▶ _What the exercise asks_
Copy the items word for word, beginning with the first line and ending after the line that contains "step-item-school-selection[interactable]: आवेदन के".

(Element and region listings)
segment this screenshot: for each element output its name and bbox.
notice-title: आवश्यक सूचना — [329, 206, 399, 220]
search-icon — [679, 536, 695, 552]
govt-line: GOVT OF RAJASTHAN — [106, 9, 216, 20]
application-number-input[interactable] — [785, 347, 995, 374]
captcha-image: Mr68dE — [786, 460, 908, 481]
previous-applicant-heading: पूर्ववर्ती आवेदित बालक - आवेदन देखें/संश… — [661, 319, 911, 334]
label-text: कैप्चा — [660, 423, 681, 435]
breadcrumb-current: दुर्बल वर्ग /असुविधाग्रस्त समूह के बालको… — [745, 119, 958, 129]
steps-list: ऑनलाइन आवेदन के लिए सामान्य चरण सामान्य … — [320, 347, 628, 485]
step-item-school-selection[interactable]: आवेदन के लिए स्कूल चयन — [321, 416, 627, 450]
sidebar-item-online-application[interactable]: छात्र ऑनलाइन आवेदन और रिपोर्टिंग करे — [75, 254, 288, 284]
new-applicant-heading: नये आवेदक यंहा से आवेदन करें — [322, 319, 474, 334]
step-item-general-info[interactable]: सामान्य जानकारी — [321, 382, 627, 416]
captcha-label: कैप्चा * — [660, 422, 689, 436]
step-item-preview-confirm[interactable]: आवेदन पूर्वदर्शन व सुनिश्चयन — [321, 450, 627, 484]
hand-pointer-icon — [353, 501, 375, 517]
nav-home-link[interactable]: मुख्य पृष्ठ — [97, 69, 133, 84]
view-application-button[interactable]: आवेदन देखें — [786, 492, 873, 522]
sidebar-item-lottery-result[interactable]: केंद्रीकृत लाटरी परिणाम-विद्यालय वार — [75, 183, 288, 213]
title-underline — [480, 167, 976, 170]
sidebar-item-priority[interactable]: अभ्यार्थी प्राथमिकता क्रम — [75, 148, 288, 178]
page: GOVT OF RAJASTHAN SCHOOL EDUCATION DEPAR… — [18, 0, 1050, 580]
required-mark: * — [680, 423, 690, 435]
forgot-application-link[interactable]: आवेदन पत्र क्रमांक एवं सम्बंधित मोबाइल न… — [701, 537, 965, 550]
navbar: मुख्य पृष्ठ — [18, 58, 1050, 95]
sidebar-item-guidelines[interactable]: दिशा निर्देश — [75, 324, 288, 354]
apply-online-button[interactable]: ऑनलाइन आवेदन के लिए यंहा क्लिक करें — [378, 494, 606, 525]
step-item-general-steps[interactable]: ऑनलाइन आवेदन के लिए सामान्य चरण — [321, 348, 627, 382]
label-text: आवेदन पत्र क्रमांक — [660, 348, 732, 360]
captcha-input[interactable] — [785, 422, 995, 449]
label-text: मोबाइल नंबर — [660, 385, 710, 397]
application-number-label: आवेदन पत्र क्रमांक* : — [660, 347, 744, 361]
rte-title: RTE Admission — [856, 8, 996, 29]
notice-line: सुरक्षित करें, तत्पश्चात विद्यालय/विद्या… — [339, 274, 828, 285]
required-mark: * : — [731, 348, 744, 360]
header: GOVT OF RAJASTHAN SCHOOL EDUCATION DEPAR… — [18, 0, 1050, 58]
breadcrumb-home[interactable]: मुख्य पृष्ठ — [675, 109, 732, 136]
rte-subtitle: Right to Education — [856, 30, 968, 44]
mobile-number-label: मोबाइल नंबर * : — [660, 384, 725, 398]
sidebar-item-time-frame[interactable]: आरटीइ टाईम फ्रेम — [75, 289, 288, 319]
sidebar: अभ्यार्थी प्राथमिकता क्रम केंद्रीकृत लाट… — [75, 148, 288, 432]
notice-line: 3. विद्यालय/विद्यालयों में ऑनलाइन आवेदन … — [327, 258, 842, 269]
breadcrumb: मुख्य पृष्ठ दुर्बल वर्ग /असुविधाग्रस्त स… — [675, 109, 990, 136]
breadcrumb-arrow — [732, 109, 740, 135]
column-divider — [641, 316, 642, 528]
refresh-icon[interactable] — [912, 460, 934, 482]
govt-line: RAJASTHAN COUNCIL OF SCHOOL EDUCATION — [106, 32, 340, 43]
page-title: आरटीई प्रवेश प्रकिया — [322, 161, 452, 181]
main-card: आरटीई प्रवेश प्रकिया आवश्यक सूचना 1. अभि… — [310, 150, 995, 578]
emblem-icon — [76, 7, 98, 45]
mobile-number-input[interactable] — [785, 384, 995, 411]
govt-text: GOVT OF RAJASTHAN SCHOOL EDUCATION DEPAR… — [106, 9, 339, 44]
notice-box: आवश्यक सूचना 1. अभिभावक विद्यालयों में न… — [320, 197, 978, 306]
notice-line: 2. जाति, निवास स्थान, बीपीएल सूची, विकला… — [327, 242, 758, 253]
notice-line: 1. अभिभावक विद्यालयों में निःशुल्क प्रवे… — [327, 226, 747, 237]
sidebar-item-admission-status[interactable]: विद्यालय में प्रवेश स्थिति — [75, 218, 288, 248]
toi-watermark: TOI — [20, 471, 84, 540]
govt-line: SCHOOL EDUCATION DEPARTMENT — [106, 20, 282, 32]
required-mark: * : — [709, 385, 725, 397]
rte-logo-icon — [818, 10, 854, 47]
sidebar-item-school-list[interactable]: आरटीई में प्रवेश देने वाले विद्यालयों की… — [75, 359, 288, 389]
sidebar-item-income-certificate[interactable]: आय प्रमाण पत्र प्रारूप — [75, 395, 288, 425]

▶ _Final result_
segment this screenshot: for each element output its name and bbox.
notice-title: आवश्यक सूचना — [329, 206, 399, 220]
search-icon — [679, 536, 695, 552]
govt-line: GOVT OF RAJASTHAN — [106, 9, 216, 20]
application-number-input[interactable] — [785, 347, 995, 374]
captcha-image: Mr68dE — [786, 460, 908, 481]
previous-applicant-heading: पूर्ववर्ती आवेदित बालक - आवेदन देखें/संश… — [661, 319, 911, 334]
label-text: कैप्चा — [660, 423, 681, 435]
breadcrumb-current: दुर्बल वर्ग /असुविधाग्रस्त समूह के बालको… — [745, 119, 958, 129]
steps-list: ऑनलाइन आवेदन के लिए सामान्य चरण सामान्य … — [320, 347, 628, 485]
step-item-school-selection[interactable]: आवेदन के लिए स्कूल चयन — [321, 416, 627, 450]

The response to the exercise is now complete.